A run of records:
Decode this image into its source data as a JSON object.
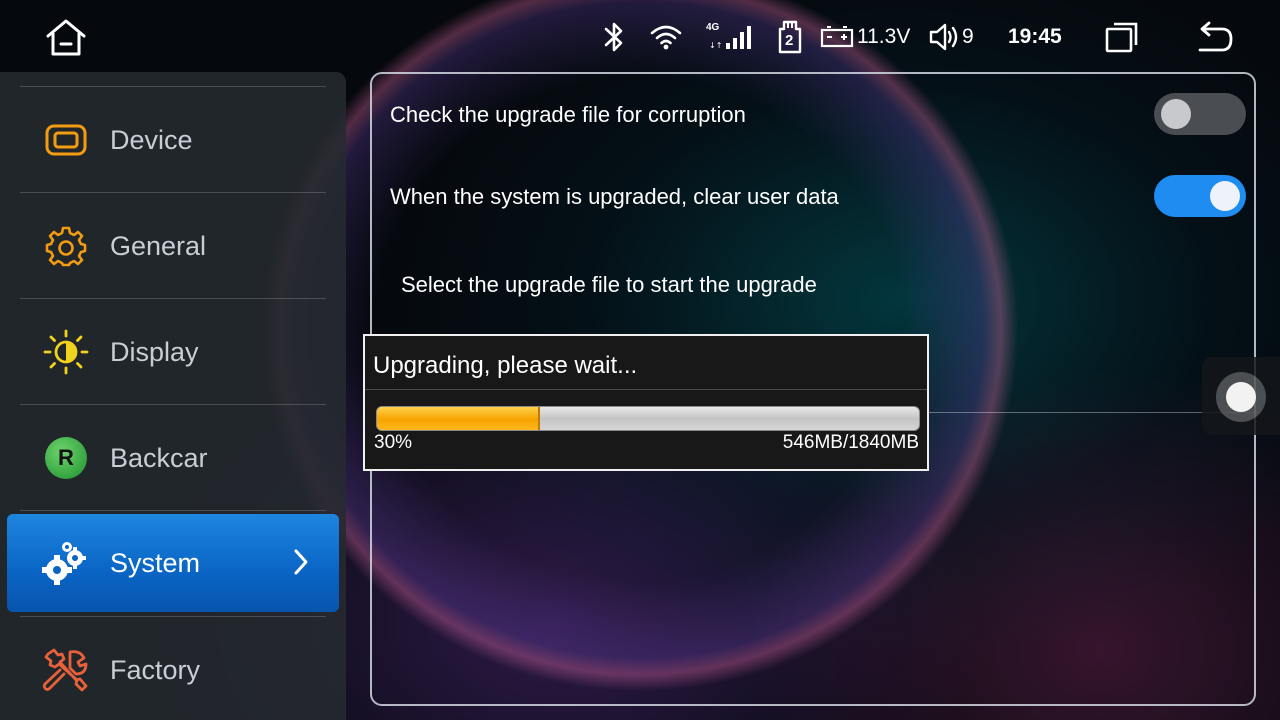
{
  "statusbar": {
    "home_icon": "home-icon",
    "bluetooth_icon": "bluetooth-icon",
    "wifi_icon": "wifi-icon",
    "signal_network": "4G",
    "sd_card_number": "2",
    "battery_voltage": "11.3V",
    "volume_level": "9",
    "clock": "19:45",
    "recent_apps_icon": "recent-apps-icon",
    "back_icon": "back-icon"
  },
  "sidebar": {
    "items": [
      {
        "label": "Device",
        "icon": "device-icon",
        "color": "#f39c12"
      },
      {
        "label": "General",
        "icon": "gear-icon",
        "color": "#f39c12"
      },
      {
        "label": "Display",
        "icon": "brightness-icon",
        "color": "#f1d21c"
      },
      {
        "label": "Backcar",
        "icon": "reverse-camera-icon",
        "color": "#3fb54a",
        "badge": "R"
      },
      {
        "label": "System",
        "icon": "system-gears-icon",
        "active": true
      },
      {
        "label": "Factory",
        "icon": "factory-tools-icon",
        "color": "#e8613a"
      }
    ]
  },
  "main": {
    "check_corruption_label": "Check the upgrade file for corruption",
    "check_corruption_enabled": false,
    "clear_user_data_label": "When the system is upgraded, clear user data",
    "clear_user_data_enabled": true,
    "select_file_label": "Select the upgrade file to start the upgrade"
  },
  "dialog": {
    "title": "Upgrading, please wait...",
    "progress_fraction": 0.3,
    "percent_label": "30%",
    "size_label": "546MB/1840MB"
  },
  "colors": {
    "accent_blue": "#1e8cf0",
    "progress_orange": "#f5a300",
    "sidebar_bg": "#262a30"
  }
}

### TASK OBJECTIVE
Except for the pictures, copy the material above exactly.

### COMPLETE OUTPUT
Decode this image into its source data as a JSON object.
{
  "statusbar": {
    "home_icon": "home-icon",
    "bluetooth_icon": "bluetooth-icon",
    "wifi_icon": "wifi-icon",
    "signal_network": "4G",
    "sd_card_number": "2",
    "battery_voltage": "11.3V",
    "volume_level": "9",
    "clock": "19:45",
    "recent_apps_icon": "recent-apps-icon",
    "back_icon": "back-icon"
  },
  "sidebar": {
    "items": [
      {
        "label": "Device",
        "icon": "device-icon",
        "color": "#f39c12"
      },
      {
        "label": "General",
        "icon": "gear-icon",
        "color": "#f39c12"
      },
      {
        "label": "Display",
        "icon": "brightness-icon",
        "color": "#f1d21c"
      },
      {
        "label": "Backcar",
        "icon": "reverse-camera-icon",
        "color": "#3fb54a",
        "badge": "R"
      },
      {
        "label": "System",
        "icon": "system-gears-icon",
        "active": true
      },
      {
        "label": "Factory",
        "icon": "factory-tools-icon",
        "color": "#e8613a"
      }
    ]
  },
  "main": {
    "check_corruption_label": "Check the upgrade file for corruption",
    "check_corruption_enabled": false,
    "clear_user_data_label": "When the system is upgraded, clear user data",
    "clear_user_data_enabled": true,
    "select_file_label": "Select the upgrade file to start the upgrade"
  },
  "dialog": {
    "title": "Upgrading, please wait...",
    "progress_fraction": 0.3,
    "percent_label": "30%",
    "size_label": "546MB/1840MB"
  },
  "colors": {
    "accent_blue": "#1e8cf0",
    "progress_orange": "#f5a300",
    "sidebar_bg": "#262a30"
  }
}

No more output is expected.